INSTRUCTION:
Filter the entries below, keeping every line that has the word "Mean".
------ THE DATA ------
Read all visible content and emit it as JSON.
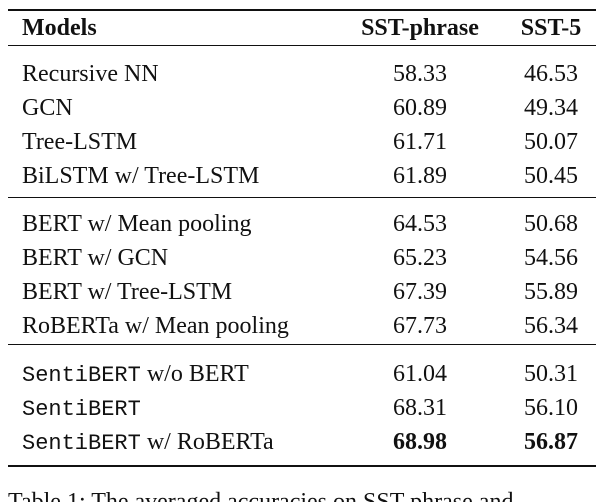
{
  "table": {
    "headers": [
      "Models",
      "SST-phrase",
      "SST-5"
    ],
    "groups": [
      {
        "rows": [
          {
            "model": "Recursive NN",
            "sst_phrase": "58.33",
            "sst5": "46.53"
          },
          {
            "model": "GCN",
            "sst_phrase": "60.89",
            "sst5": "49.34"
          },
          {
            "model": "Tree-LSTM",
            "sst_phrase": "61.71",
            "sst5": "50.07"
          },
          {
            "model": "BiLSTM w/ Tree-LSTM",
            "sst_phrase": "61.89",
            "sst5": "50.45"
          }
        ]
      },
      {
        "rows": [
          {
            "model": "BERT w/ Mean pooling",
            "sst_phrase": "64.53",
            "sst5": "50.68"
          },
          {
            "model": "BERT w/ GCN",
            "sst_phrase": "65.23",
            "sst5": "54.56"
          },
          {
            "model": "BERT w/ Tree-LSTM",
            "sst_phrase": "67.39",
            "sst5": "55.89"
          },
          {
            "model": "RoBERTa w/ Mean pooling",
            "sst_phrase": "67.73",
            "sst5": "56.34"
          }
        ]
      },
      {
        "rows": [
          {
            "model_code": "SentiBERT",
            "model": "w/o BERT",
            "sst_phrase": "61.04",
            "sst5": "50.31"
          },
          {
            "model_code": "SentiBERT",
            "sst_phrase": "68.31",
            "sst5": "56.10"
          },
          {
            "model_code": "SentiBERT",
            "model": "w/ RoBERTa",
            "sst_phrase": "68.98",
            "sst5": "56.87",
            "bold": true
          }
        ]
      }
    ]
  },
  "caption": "Table 1: The averaged accuracies on SST-phrase and"
}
------
SOLUTION TO THE EXERCISE:
            "model": "BERT w/ Mean pooling",
            "model": "RoBERTa w/ Mean pooling",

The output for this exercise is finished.